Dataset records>
━━━━━━━━━━
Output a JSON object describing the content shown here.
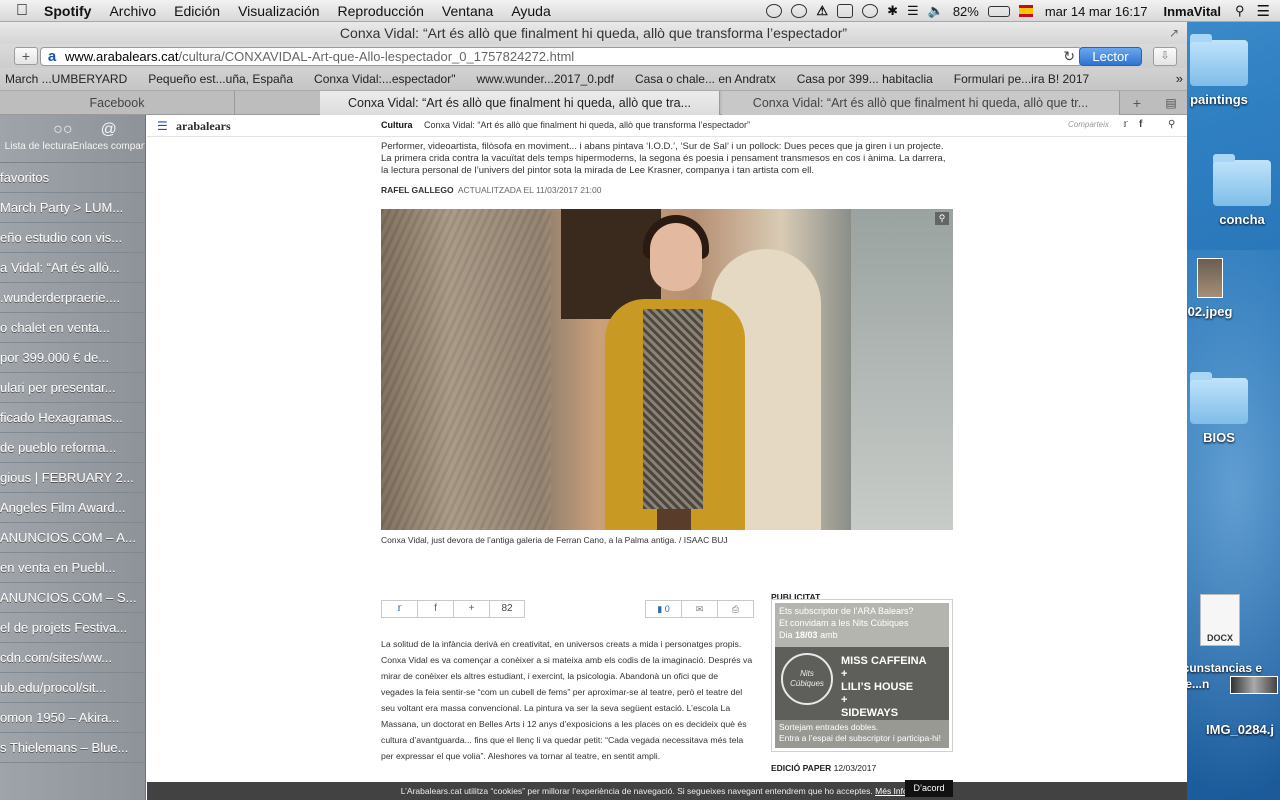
{
  "menubar": {
    "apple_icon": "apple-logo",
    "app": "Spotify",
    "items": [
      "Archivo",
      "Edición",
      "Visualización",
      "Reproducción",
      "Ventana",
      "Ayuda"
    ],
    "battery": "82%",
    "datetime": "mar 14 mar  16:17",
    "user": "InmaVital"
  },
  "window": {
    "title": "Conxa Vidal: “Art és allò que finalment hi queda, allò que transforma l’espectador”",
    "url_domain": "www.arabalears.cat",
    "url_path": "/cultura/CONXAVIDAL-Art-que-Allo-lespectador_0_1757824272.html",
    "reader_label": "Lector",
    "add_label": "+",
    "bookmarks": [
      "March ...UMBERYARD",
      "Pequeño est...uña, España",
      "Conxa Vidal:...espectador\"",
      "www.wunder...2017_0.pdf",
      "Casa o chale... en Andratx",
      "Casa por 399... habitaclia",
      "Formulari pe...ira B! 2017"
    ],
    "tabs": [
      "Facebook",
      "Conxa Vidal: “Art és allò que finalment hi queda, allò que tra...",
      "Conxa Vidal: “Art és allò que finalment hi queda, allò que tr..."
    ]
  },
  "sidebar": {
    "reading_list": "Lista de lectura",
    "shared_links": "Enlaces compartidos",
    "items": [
      "favoritos",
      "March Party > LUM...",
      "eño estudio con vis...",
      "a Vidal: “Art és allò...",
      ".wunderderpraerie....",
      "o chalet en venta...",
      "por 399.000 € de...",
      "ulari per presentar...",
      "ficado Hexagramas...",
      "de pueblo reforma...",
      "gious | FEBRUARY 2...",
      "Angeles Film Award...",
      "ANUNCIOS.COM – A...",
      "en venta en Puebl...",
      "ANUNCIOS.COM – S...",
      "el de projets Festiva...",
      "cdn.com/sites/ww...",
      "ub.edu/procol/sit...",
      "omon 1950 – Akira...",
      "s Thielemans – Blue..."
    ]
  },
  "site": {
    "logo": "arabalears",
    "section": "Cultura",
    "header_title": "Conxa Vidal: “Art és allò que finalment hi queda, allò que transforma l’espectador”",
    "share_label": "Comparteix",
    "lead": "Performer, videoartista, filòsofa en moviment... i abans pintava ‘I.O.D.’, ‘Sur de Sal’ i un pollock: Dues peces que ja giren i un projecte. La primera crida contra la vacuïtat dels temps hipermoderns, la segona és poesia i pensament transmesos en cos i ànima. La darrera, la lectura personal de l’univers del pintor sota la mirada de Lee Krasner, companya i tan artista com ell.",
    "author": "RAFEL GALLEGO",
    "updated": "ACTUALITZADA EL 11/03/2017 21:00",
    "caption": "Conxa Vidal, just devora de l’antiga galeria de Ferran Cano, a la Palma antiga. / ISAAC BUJ",
    "share_count": "82",
    "comments_count": "0",
    "body": "La solitud de la infància derivà en creativitat, en universos creats a mida i personatges propis. Conxa Vidal es va començar a conèixer a si mateixa amb els codis de la imaginació. Després va mirar de conèixer els altres estudiant, i exercint, la psicologia. Abandonà un ofici que de vegades la feia sentir-se “com un cubell de fems” per aproximar-se al teatre, però el teatre del seu voltant era massa convencional. La pintura va ser la seva següent estació. L’escola La Massana, un doctorat en Belles Arts i 12 anys d’exposicions a les places on es decideix què és cultura d’avantguarda... fins que el llenç li va quedar petit: “Cada vegada necessitava més tela per expressar el que volia”. Aleshores va tornar al teatre, en sentit ampli.",
    "publicitat": "PUBLICITAT",
    "ad": {
      "line1": "Ets subscriptor de l’ARA Balears?",
      "line2": "Et convidam a les Nits Cúbiques",
      "line3_pre": "Dia",
      "line3_day": "18/03",
      "line3_post": "amb",
      "logo": "Nits Cúbiques",
      "bands": "MISS CAFFEINA\n+\nLILI’S HOUSE\n+\nSIDEWAYS",
      "bottom1": "Sortejam entrades dobles.",
      "bottom2": "Entra a l’espai del subscriptor i participa-hi!"
    },
    "edicio_label": "EDICIÓ PAPER",
    "edicio_date": "12/03/2017",
    "cookie_text": "L’Arabalears.cat utilitza “cookies” per millorar l’experiència de navegació. Si segueixes navegant entendrem que ho acceptes.",
    "cookie_more": "Més Informació",
    "cookie_ok": "D’acord"
  },
  "desktop": {
    "items": [
      "paintings",
      "concha",
      "02.jpeg",
      "BIOS",
      "DOCX",
      "rcunstancias e pe...n",
      "IMG_0284.j"
    ]
  }
}
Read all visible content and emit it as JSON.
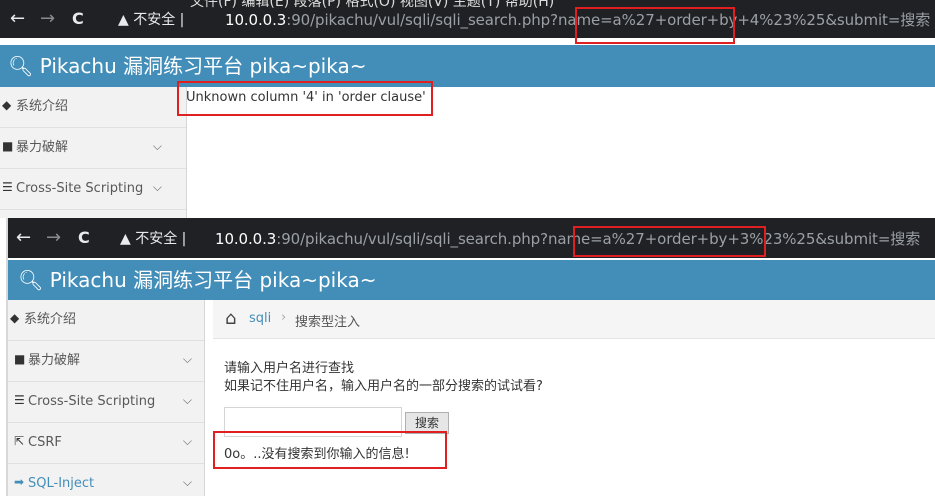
{
  "top": {
    "menu_strip": "文件(F)  编辑(E)  段落(P)  格式(O)  视图(V)  主题(T)  帮助(H)",
    "browser": {
      "back_glyph": "←",
      "forward_glyph": "→",
      "reload_glyph": "C",
      "security_label": "▲ 不安全 |",
      "url_host": "10.0.0.3",
      "url_rest": ":90/pikachu/vul/sqli/sqli_search.php?name=a%27+order+by+4%23%25&submit=搜索"
    },
    "app_title": "Pikachu 漏洞练习平台 pika~pika~",
    "sidebar": [
      {
        "icon": "tag-icon",
        "label": "系统介绍",
        "chevron": ""
      },
      {
        "icon": "lock-icon",
        "label": "暴力破解",
        "chevron": "⌵"
      },
      {
        "icon": "list-icon",
        "label": "Cross-Site Scripting",
        "chevron": "⌵"
      }
    ],
    "error_message": "Unknown column '4' in 'order clause'"
  },
  "bottom": {
    "browser": {
      "back_glyph": "←",
      "forward_glyph": "→",
      "reload_glyph": "C",
      "security_label": "▲ 不安全 |",
      "url_host": "10.0.0.3",
      "url_rest": ":90/pikachu/vul/sqli/sqli_search.php?name=a%27+order+by+3%23%25&submit=搜索"
    },
    "app_title": "Pikachu 漏洞练习平台 pika~pika~",
    "sidebar": [
      {
        "icon": "tag-icon",
        "label": "系统介绍",
        "chevron": ""
      },
      {
        "icon": "lock-icon",
        "label": "暴力破解",
        "chevron": "⌵"
      },
      {
        "icon": "list-icon",
        "label": "Cross-Site Scripting",
        "chevron": "⌵"
      },
      {
        "icon": "share-icon",
        "label": "CSRF",
        "chevron": "⌵"
      },
      {
        "icon": "arrow-icon",
        "label": "SQL-Inject",
        "chevron": "⌵"
      }
    ],
    "breadcrumb": {
      "home_glyph": "⌂",
      "link": "sqli",
      "separator": "›",
      "current": "搜索型注入"
    },
    "form": {
      "hint1": "请输入用户名进行查找",
      "hint2": "如果记不住用户名，输入用户名的一部分搜索的试试看?",
      "input_value": "",
      "submit_label": "搜索"
    },
    "result_message": "0o。..没有搜索到你输入的信息!"
  },
  "colors": {
    "browser_bar": "#202124",
    "app_bar": "#438eb9",
    "highlight_box": "#e02020"
  }
}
━━━━━━━━━━
The task>
Pictures are excluded; output everything else in the data verbatim.

Completed exercise>
Output a JSON object describing the content shown here.
{
  "menubar": {
    "apple_icon": "apple-logo",
    "app": "Spotify",
    "items": [
      "Archivo",
      "Edición",
      "Visualización",
      "Reproducción",
      "Ventana",
      "Ayuda"
    ],
    "battery": "82%",
    "datetime": "mar 14 mar  16:17",
    "user": "InmaVital"
  },
  "window": {
    "title": "Conxa Vidal: “Art és allò que finalment hi queda, allò que transforma l’espectador”",
    "url_domain": "www.arabalears.cat",
    "url_path": "/cultura/CONXAVIDAL-Art-que-Allo-lespectador_0_1757824272.html",
    "reader_label": "Lector",
    "add_label": "+",
    "bookmarks": [
      "March ...UMBERYARD",
      "Pequeño est...uña, España",
      "Conxa Vidal:...espectador\"",
      "www.wunder...2017_0.pdf",
      "Casa o chale... en Andratx",
      "Casa por 399... habitaclia",
      "Formulari pe...ira B! 2017"
    ],
    "tabs": [
      "Facebook",
      "Conxa Vidal: “Art és allò que finalment hi queda, allò que tra...",
      "Conxa Vidal: “Art és allò que finalment hi queda, allò que tr..."
    ]
  },
  "sidebar": {
    "reading_list": "Lista de lectura",
    "shared_links": "Enlaces compartidos",
    "items": [
      "favoritos",
      "March Party > LUM...",
      "eño estudio con vis...",
      "a Vidal: “Art és allò...",
      ".wunderderpraerie....",
      "o chalet en venta...",
      "por 399.000 € de...",
      "ulari per presentar...",
      "ficado Hexagramas...",
      "de pueblo reforma...",
      "gious | FEBRUARY 2...",
      "Angeles Film Award...",
      "ANUNCIOS.COM – A...",
      "en venta en Puebl...",
      "ANUNCIOS.COM – S...",
      "el de projets Festiva...",
      "cdn.com/sites/ww...",
      "ub.edu/procol/sit...",
      "omon 1950 – Akira...",
      "s Thielemans – Blue..."
    ]
  },
  "site": {
    "logo": "arabalears",
    "section": "Cultura",
    "header_title": "Conxa Vidal: “Art és allò que finalment hi queda, allò que transforma l’espectador”",
    "share_label": "Comparteix",
    "lead": "Performer, videoartista, filòsofa en moviment... i abans pintava ‘I.O.D.’, ‘Sur de Sal’ i un pollock: Dues peces que ja giren i un projecte. La primera crida contra la vacuïtat dels temps hipermoderns, la segona és poesia i pensament transmesos en cos i ànima. La darrera, la lectura personal de l’univers del pintor sota la mirada de Lee Krasner, companya i tan artista com ell.",
    "author": "RAFEL GALLEGO",
    "updated": "ACTUALITZADA EL 11/03/2017 21:00",
    "caption": "Conxa Vidal, just devora de l’antiga galeria de Ferran Cano, a la Palma antiga. / ISAAC BUJ",
    "share_count": "82",
    "comments_count": "0",
    "body": "La solitud de la infància derivà en creativitat, en universos creats a mida i personatges propis. Conxa Vidal es va començar a conèixer a si mateixa amb els codis de la imaginació. Després va mirar de conèixer els altres estudiant, i exercint, la psicologia. Abandonà un ofici que de vegades la feia sentir-se “com un cubell de fems” per aproximar-se al teatre, però el teatre del seu voltant era massa convencional. La pintura va ser la seva següent estació. L’escola La Massana, un doctorat en Belles Arts i 12 anys d’exposicions a les places on es decideix què és cultura d’avantguarda... fins que el llenç li va quedar petit: “Cada vegada necessitava més tela per expressar el que volia”. Aleshores va tornar al teatre, en sentit ampli.",
    "publicitat": "PUBLICITAT",
    "ad": {
      "line1": "Ets subscriptor de l’ARA Balears?",
      "line2": "Et convidam a les Nits Cúbiques",
      "line3_pre": "Dia",
      "line3_day": "18/03",
      "line3_post": "amb",
      "logo": "Nits Cúbiques",
      "bands": "MISS CAFFEINA\n+\nLILI’S HOUSE\n+\nSIDEWAYS",
      "bottom1": "Sortejam entrades dobles.",
      "bottom2": "Entra a l’espai del subscriptor i participa-hi!"
    },
    "edicio_label": "EDICIÓ PAPER",
    "edicio_date": "12/03/2017",
    "cookie_text": "L’Arabalears.cat utilitza “cookies” per millorar l’experiència de navegació. Si segueixes navegant entendrem que ho acceptes.",
    "cookie_more": "Més Informació",
    "cookie_ok": "D’acord"
  },
  "desktop": {
    "items": [
      "paintings",
      "concha",
      "02.jpeg",
      "BIOS",
      "DOCX",
      "rcunstancias e pe...n",
      "IMG_0284.j"
    ]
  }
}
Read all visible content and emit it as JSON.
{
  "top": {
    "menu_strip": "文件(F)  编辑(E)  段落(P)  格式(O)  视图(V)  主题(T)  帮助(H)",
    "browser": {
      "back_glyph": "←",
      "forward_glyph": "→",
      "reload_glyph": "C",
      "security_label": "▲ 不安全 |",
      "url_host": "10.0.0.3",
      "url_rest": ":90/pikachu/vul/sqli/sqli_search.php?name=a%27+order+by+4%23%25&submit=搜索"
    },
    "app_title": "Pikachu 漏洞练习平台 pika~pika~",
    "sidebar": [
      {
        "icon": "tag-icon",
        "label": "系统介绍",
        "chevron": ""
      },
      {
        "icon": "lock-icon",
        "label": "暴力破解",
        "chevron": "⌵"
      },
      {
        "icon": "list-icon",
        "label": "Cross-Site Scripting",
        "chevron": "⌵"
      }
    ],
    "error_message": "Unknown column '4' in 'order clause'"
  },
  "bottom": {
    "browser": {
      "back_glyph": "←",
      "forward_glyph": "→",
      "reload_glyph": "C",
      "security_label": "▲ 不安全 |",
      "url_host": "10.0.0.3",
      "url_rest": ":90/pikachu/vul/sqli/sqli_search.php?name=a%27+order+by+3%23%25&submit=搜索"
    },
    "app_title": "Pikachu 漏洞练习平台 pika~pika~",
    "sidebar": [
      {
        "icon": "tag-icon",
        "label": "系统介绍",
        "chevron": ""
      },
      {
        "icon": "lock-icon",
        "label": "暴力破解",
        "chevron": "⌵"
      },
      {
        "icon": "list-icon",
        "label": "Cross-Site Scripting",
        "chevron": "⌵"
      },
      {
        "icon": "share-icon",
        "label": "CSRF",
        "chevron": "⌵"
      },
      {
        "icon": "arrow-icon",
        "label": "SQL-Inject",
        "chevron": "⌵"
      }
    ],
    "breadcrumb": {
      "home_glyph": "⌂",
      "link": "sqli",
      "separator": "›",
      "current": "搜索型注入"
    },
    "form": {
      "hint1": "请输入用户名进行查找",
      "hint2": "如果记不住用户名，输入用户名的一部分搜索的试试看?",
      "input_value": "",
      "submit_label": "搜索"
    },
    "result_message": "0o。..没有搜索到你输入的信息!"
  },
  "colors": {
    "browser_bar": "#202124",
    "app_bar": "#438eb9",
    "highlight_box": "#e02020"
  }
}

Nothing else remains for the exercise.